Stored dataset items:
○ ○ ○ ○ ○ ○ ○
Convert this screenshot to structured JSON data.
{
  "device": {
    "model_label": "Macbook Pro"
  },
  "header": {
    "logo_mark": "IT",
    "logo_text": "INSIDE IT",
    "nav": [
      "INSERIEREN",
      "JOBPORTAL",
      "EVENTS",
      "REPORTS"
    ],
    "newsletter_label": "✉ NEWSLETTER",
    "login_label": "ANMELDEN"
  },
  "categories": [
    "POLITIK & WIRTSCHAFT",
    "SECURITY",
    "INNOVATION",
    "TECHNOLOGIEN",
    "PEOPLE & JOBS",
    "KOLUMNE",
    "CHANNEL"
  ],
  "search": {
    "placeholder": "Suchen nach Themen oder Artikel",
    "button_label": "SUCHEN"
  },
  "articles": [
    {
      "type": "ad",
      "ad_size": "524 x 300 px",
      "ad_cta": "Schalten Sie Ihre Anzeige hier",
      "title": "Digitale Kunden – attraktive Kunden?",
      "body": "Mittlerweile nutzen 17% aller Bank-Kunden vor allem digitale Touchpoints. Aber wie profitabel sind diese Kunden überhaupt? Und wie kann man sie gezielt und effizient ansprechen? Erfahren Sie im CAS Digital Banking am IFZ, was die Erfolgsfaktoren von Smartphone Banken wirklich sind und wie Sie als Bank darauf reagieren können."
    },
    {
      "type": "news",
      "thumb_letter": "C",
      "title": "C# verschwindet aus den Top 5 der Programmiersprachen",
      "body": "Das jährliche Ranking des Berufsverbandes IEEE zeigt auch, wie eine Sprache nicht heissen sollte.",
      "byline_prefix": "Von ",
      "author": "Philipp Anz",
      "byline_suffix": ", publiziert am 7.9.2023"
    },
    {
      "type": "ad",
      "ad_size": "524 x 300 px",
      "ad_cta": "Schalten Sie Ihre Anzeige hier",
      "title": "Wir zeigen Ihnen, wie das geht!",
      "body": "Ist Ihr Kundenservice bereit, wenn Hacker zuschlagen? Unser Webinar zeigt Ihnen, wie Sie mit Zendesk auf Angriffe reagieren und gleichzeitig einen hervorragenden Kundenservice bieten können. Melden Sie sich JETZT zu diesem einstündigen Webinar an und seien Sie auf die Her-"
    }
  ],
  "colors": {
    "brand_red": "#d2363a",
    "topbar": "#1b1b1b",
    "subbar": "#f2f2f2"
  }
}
○ ○ ○ ○ ○ ○ ○
Prompt:
All of the records must be retyped exactly as they are.

Complete answer:
Convert this screenshot to structured JSON data.
{
  "device": {
    "model_label": "Macbook Pro"
  },
  "header": {
    "logo_mark": "IT",
    "logo_text": "INSIDE IT",
    "nav": [
      "INSERIEREN",
      "JOBPORTAL",
      "EVENTS",
      "REPORTS"
    ],
    "newsletter_label": "✉ NEWSLETTER",
    "login_label": "ANMELDEN"
  },
  "categories": [
    "POLITIK & WIRTSCHAFT",
    "SECURITY",
    "INNOVATION",
    "TECHNOLOGIEN",
    "PEOPLE & JOBS",
    "KOLUMNE",
    "CHANNEL"
  ],
  "search": {
    "placeholder": "Suchen nach Themen oder Artikel",
    "button_label": "SUCHEN"
  },
  "articles": [
    {
      "type": "ad",
      "ad_size": "524 x 300 px",
      "ad_cta": "Schalten Sie Ihre Anzeige hier",
      "title": "Digitale Kunden – attraktive Kunden?",
      "body": "Mittlerweile nutzen 17% aller Bank-Kunden vor allem digitale Touchpoints. Aber wie profitabel sind diese Kunden überhaupt? Und wie kann man sie gezielt und effizient ansprechen? Erfahren Sie im CAS Digital Banking am IFZ, was die Erfolgsfaktoren von Smartphone Banken wirklich sind und wie Sie als Bank darauf reagieren können."
    },
    {
      "type": "news",
      "thumb_letter": "C",
      "title": "C# verschwindet aus den Top 5 der Programmiersprachen",
      "body": "Das jährliche Ranking des Berufsverbandes IEEE zeigt auch, wie eine Sprache nicht heissen sollte.",
      "byline_prefix": "Von ",
      "author": "Philipp Anz",
      "byline_suffix": ", publiziert am 7.9.2023"
    },
    {
      "type": "ad",
      "ad_size": "524 x 300 px",
      "ad_cta": "Schalten Sie Ihre Anzeige hier",
      "title": "Wir zeigen Ihnen, wie das geht!",
      "body": "Ist Ihr Kundenservice bereit, wenn Hacker zuschlagen? Unser Webinar zeigt Ihnen, wie Sie mit Zendesk auf Angriffe reagieren und gleichzeitig einen hervorragenden Kundenservice bieten können. Melden Sie sich JETZT zu diesem einstündigen Webinar an und seien Sie auf die Her-"
    }
  ],
  "colors": {
    "brand_red": "#d2363a",
    "topbar": "#1b1b1b",
    "subbar": "#f2f2f2"
  }
}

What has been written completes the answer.